# PROBLEM DESCRIPTION
Output each line exactly as it appears, skipping any embedded picture.

# ENTRIES PROVIDED
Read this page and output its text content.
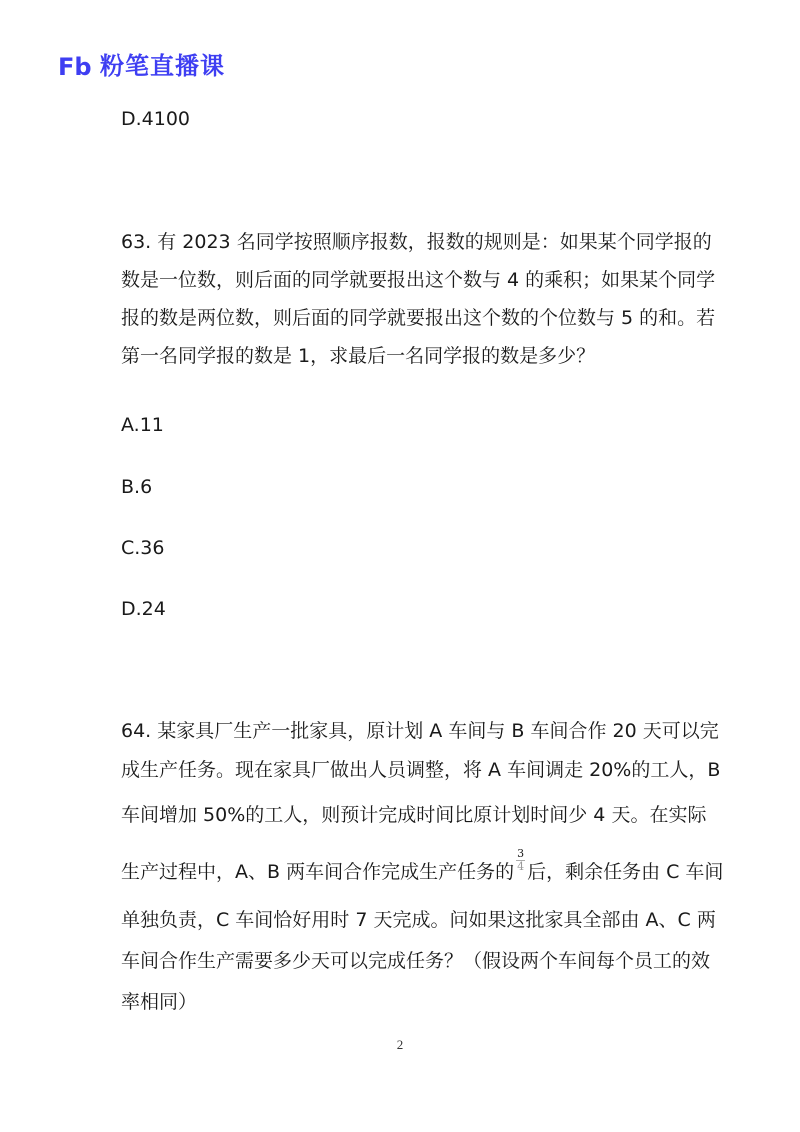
Fb 粉笔直播课
D.4100
63. 有 2023 名同学按照顺序报数，报数的规则是：如果某个同学报的
数是一位数，则后面的同学就要报出这个数与 4 的乘积；如果某个同学
报的数是两位数，则后面的同学就要报出这个数的个位数与 5 的和。若
第一名同学报的数是 1，求最后一名同学报的数是多少？
A.11
B.6
C.36
D.24
64. 某家具厂生产一批家具，原计划 A 车间与 B 车间合作 20 天可以完
成生产任务。现在家具厂做出人员调整，将 A 车间调走 20%的工人，B
车间增加 50%的工人，则预计完成时间比原计划时间少 4 天。在实际
生产过程中，A、B 两车间合作完成生产任务的 $\frac{3}{4}$ 后，剩余任务由 C 车间
单独负责，C 车间恰好用时 7 天完成。问如果这批家具全部由 A、C 两
车间合作生产需要多少天可以完成任务？（假设两个车间每个员工的效
率相同）
2
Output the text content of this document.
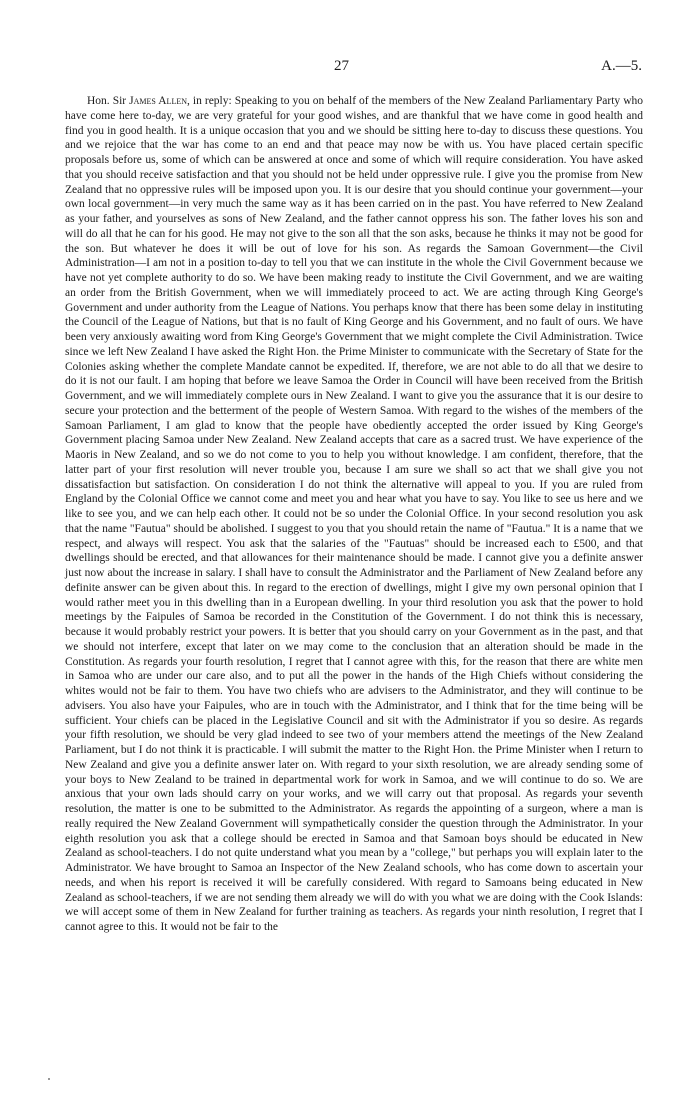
27	A.—5.

Hon. Sir James Allen, in reply: Speaking to you on behalf of the members of the New Zealand Parliamentary Party who have come here to-day, we are very grateful for your good wishes, and are thankful that we have come in good health and find you in good health. It is a unique occasion that you and we should be sitting here to-day to discuss these questions. You and we rejoice that the war has come to an end and that peace may now be with us. You have placed certain specific proposals before us, some of which can be answered at once and some of which will require consideration. You have asked that you should receive satisfaction and that you should not be held under oppressive rule. I give you the promise from New Zealand that no oppressive rules will be imposed upon you. It is our desire that you should continue your government—your own local government—in very much the same way as it has been carried on in the past. You have referred to New Zealand as your father, and yourselves as sons of New Zealand, and the father cannot oppress his son. The father loves his son and will do all that he can for his good. He may not give to the son all that the son asks, because he thinks it may not be good for the son. But whatever he does it will be out of love for his son. As regards the Samoan Government—the Civil Administration—I am not in a position to-day to tell you that we can institute in the whole the Civil Government because we have not yet complete authority to do so. We have been making ready to institute the Civil Government, and we are waiting an order from the British Government, when we will immediately proceed to act. We are acting through King George's Government and under authority from the League of Nations. You perhaps know that there has been some delay in instituting the Council of the League of Nations, but that is no fault of King George and his Government, and no fault of ours. We have been very anxiously awaiting word from King George's Government that we might complete the Civil Administration. Twice since we left New Zealand I have asked the Right Hon. the Prime Minister to communicate with the Secretary of State for the Colonies asking whether the complete Mandate cannot be expedited. If, therefore, we are not able to do all that we desire to do it is not our fault. I am hoping that before we leave Samoa the Order in Council will have been received from the British Government, and we will immediately complete ours in New Zealand. I want to give you the assurance that it is our desire to secure your protection and the betterment of the people of Western Samoa. With regard to the wishes of the members of the Samoan Parliament, I am glad to know that the people have obediently accepted the order issued by King George's Government placing Samoa under New Zealand. New Zealand accepts that care as a sacred trust. We have experience of the Maoris in New Zealand, and so we do not come to you to help you without knowledge. I am confident, therefore, that the latter part of your first resolution will never trouble you, because I am sure we shall so act that we shall give you not dissatisfaction but satisfaction. On consideration I do not think the alternative will appeal to you. If you are ruled from England by the Colonial Office we cannot come and meet you and hear what you have to say. You like to see us here and we like to see you, and we can help each other. It could not be so under the Colonial Office. In your second resolution you ask that the name "Fautua" should be abolished. I suggest to you that you should retain the name of "Fautua." It is a name that we respect, and always will respect. You ask that the salaries of the "Fautuas" should be increased each to £500, and that dwellings should be erected, and that allowances for their maintenance should be made. I cannot give you a definite answer just now about the increase in salary. I shall have to consult the Administrator and the Parliament of New Zealand before any definite answer can be given about this. In regard to the erection of dwellings, might I give my own personal opinion that I would rather meet you in this dwelling than in a European dwelling. In your third resolution you ask that the power to hold meetings by the Faipules of Samoa be recorded in the Constitution of the Government. I do not think this is necessary, because it would probably restrict your powers. It is better that you should carry on your Government as in the past, and that we should not interfere, except that later on we may come to the conclusion that an alteration should be made in the Constitution. As regards your fourth resolution, I regret that I cannot agree with this, for the reason that there are white men in Samoa who are under our care also, and to put all the power in the hands of the High Chiefs without considering the whites would not be fair to them. You have two chiefs who are advisers to the Administrator, and they will continue to be advisers. You also have your Faipules, who are in touch with the Administrator, and I think that for the time being will be sufficient. Your chiefs can be placed in the Legislative Council and sit with the Administrator if you so desire. As regards your fifth resolution, we should be very glad indeed to see two of your members attend the meetings of the New Zealand Parliament, but I do not think it is practicable. I will submit the matter to the Right Hon. the Prime Minister when I return to New Zealand and give you a definite answer later on. With regard to your sixth resolution, we are already sending some of your boys to New Zealand to be trained in departmental work for work in Samoa, and we will continue to do so. We are anxious that your own lads should carry on your works, and we will carry out that proposal. As regards your seventh resolution, the matter is one to be submitted to the Administrator. As regards the appointing of a surgeon, where a man is really required the New Zealand Government will sympathetically consider the question through the Administrator. In your eighth resolution you ask that a college should be erected in Samoa and that Samoan boys should be educated in New Zealand as school-teachers. I do not quite understand what you mean by a "college," but perhaps you will explain later to the Administrator. We have brought to Samoa an Inspector of the New Zealand schools, who has come down to ascertain your needs, and when his report is received it will be carefully considered. With regard to Samoans being educated in New Zealand as school-teachers, if we are not sending them already we will do with you what we are doing with the Cook Islands: we will accept some of them in New Zealand for further training as teachers. As regards your ninth resolution, I regret that I cannot agree to this. It would not be fair to the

# WRITTEN REPLY
Read this page and output its text content.
Fb 粉笔直播课
D.4100
63. 有 2023 名同学按照顺序报数，报数的规则是：如果某个同学报的
数是一位数，则后面的同学就要报出这个数与 4 的乘积；如果某个同学
报的数是两位数，则后面的同学就要报出这个数的个位数与 5 的和。若
第一名同学报的数是 1，求最后一名同学报的数是多少？
A.11
B.6
C.36
D.24
64. 某家具厂生产一批家具，原计划 A 车间与 B 车间合作 20 天可以完
成生产任务。现在家具厂做出人员调整，将 A 车间调走 20%的工人，B
车间增加 50%的工人，则预计完成时间比原计划时间少 4 天。在实际
生产过程中，A、B 两车间合作完成生产任务的 $\frac{3}{4}$ 后，剩余任务由 C 车间
单独负责，C 车间恰好用时 7 天完成。问如果这批家具全部由 A、C 两
车间合作生产需要多少天可以完成任务？（假设两个车间每个员工的效
率相同）
2
Output the text content of this document.
27	A.—5.

Hon. Sir James Allen, in reply: Speaking to you on behalf of the members of the New Zealand Parliamentary Party who have come here to-day, we are very grateful for your good wishes, and are thankful that we have come in good health and find you in good health. It is a unique occasion that you and we should be sitting here to-day to discuss these questions. You and we rejoice that the war has come to an end and that peace may now be with us. You have placed certain specific proposals before us, some of which can be answered at once and some of which will require consideration. You have asked that you should receive satisfaction and that you should not be held under oppressive rule. I give you the promise from New Zealand that no oppressive rules will be imposed upon you. It is our desire that you should continue your government—your own local government—in very much the same way as it has been carried on in the past. You have referred to New Zealand as your father, and yourselves as sons of New Zealand, and the father cannot oppress his son. The father loves his son and will do all that he can for his good. He may not give to the son all that the son asks, because he thinks it may not be good for the son. But whatever he does it will be out of love for his son. As regards the Samoan Government—the Civil Administration—I am not in a position to-day to tell you that we can institute in the whole the Civil Government because we have not yet complete authority to do so. We have been making ready to institute the Civil Government, and we are waiting an order from the British Government, when we will immediately proceed to act. We are acting through King George's Government and under authority from the League of Nations. You perhaps know that there has been some delay in instituting the Council of the League of Nations, but that is no fault of King George and his Government, and no fault of ours. We have been very anxiously awaiting word from King George's Government that we might complete the Civil Administration. Twice since we left New Zealand I have asked the Right Hon. the Prime Minister to communicate with the Secretary of State for the Colonies asking whether the complete Mandate cannot be expedited. If, therefore, we are not able to do all that we desire to do it is not our fault. I am hoping that before we leave Samoa the Order in Council will have been received from the British Government, and we will immediately complete ours in New Zealand. I want to give you the assurance that it is our desire to secure your protection and the betterment of the people of Western Samoa. With regard to the wishes of the members of the Samoan Parliament, I am glad to know that the people have obediently accepted the order issued by King George's Government placing Samoa under New Zealand. New Zealand accepts that care as a sacred trust. We have experience of the Maoris in New Zealand, and so we do not come to you to help you without knowledge. I am confident, therefore, that the latter part of your first resolution will never trouble you, because I am sure we shall so act that we shall give you not dissatisfaction but satisfaction. On consideration I do not think the alternative will appeal to you. If you are ruled from England by the Colonial Office we cannot come and meet you and hear what you have to say. You like to see us here and we like to see you, and we can help each other. It could not be so under the Colonial Office. In your second resolution you ask that the name "Fautua" should be abolished. I suggest to you that you should retain the name of "Fautua." It is a name that we respect, and always will respect. You ask that the salaries of the "Fautuas" should be increased each to £500, and that dwellings should be erected, and that allowances for their maintenance should be made. I cannot give you a definite answer just now about the increase in salary. I shall have to consult the Administrator and the Parliament of New Zealand before any definite answer can be given about this. In regard to the erection of dwellings, might I give my own personal opinion that I would rather meet you in this dwelling than in a European dwelling. In your third resolution you ask that the power to hold meetings by the Faipules of Samoa be recorded in the Constitution of the Government. I do not think this is necessary, because it would probably restrict your powers. It is better that you should carry on your Government as in the past, and that we should not interfere, except that later on we may come to the conclusion that an alteration should be made in the Constitution. As regards your fourth resolution, I regret that I cannot agree with this, for the reason that there are white men in Samoa who are under our care also, and to put all the power in the hands of the High Chiefs without considering the whites would not be fair to them. You have two chiefs who are advisers to the Administrator, and they will continue to be advisers. You also have your Faipules, who are in touch with the Administrator, and I think that for the time being will be sufficient. Your chiefs can be placed in the Legislative Council and sit with the Administrator if you so desire. As regards your fifth resolution, we should be very glad indeed to see two of your members attend the meetings of the New Zealand Parliament, but I do not think it is practicable. I will submit the matter to the Right Hon. the Prime Minister when I return to New Zealand and give you a definite answer later on. With regard to your sixth resolution, we are already sending some of your boys to New Zealand to be trained in departmental work for work in Samoa, and we will continue to do so. We are anxious that your own lads should carry on your works, and we will carry out that proposal. As regards your seventh resolution, the matter is one to be submitted to the Administrator. As regards the appointing of a surgeon, where a man is really required the New Zealand Government will sympathetically consider the question through the Administrator. In your eighth resolution you ask that a college should be erected in Samoa and that Samoan boys should be educated in New Zealand as school-teachers. I do not quite understand what you mean by a "college," but perhaps you will explain later to the Administrator. We have brought to Samoa an Inspector of the New Zealand schools, who has come down to ascertain your needs, and when his report is received it will be carefully considered. With regard to Samoans being educated in New Zealand as school-teachers, if we are not sending them already we will do with you what we are doing with the Cook Islands: we will accept some of them in New Zealand for further training as teachers. As regards your ninth resolution, I regret that I cannot agree to this. It would not be fair to the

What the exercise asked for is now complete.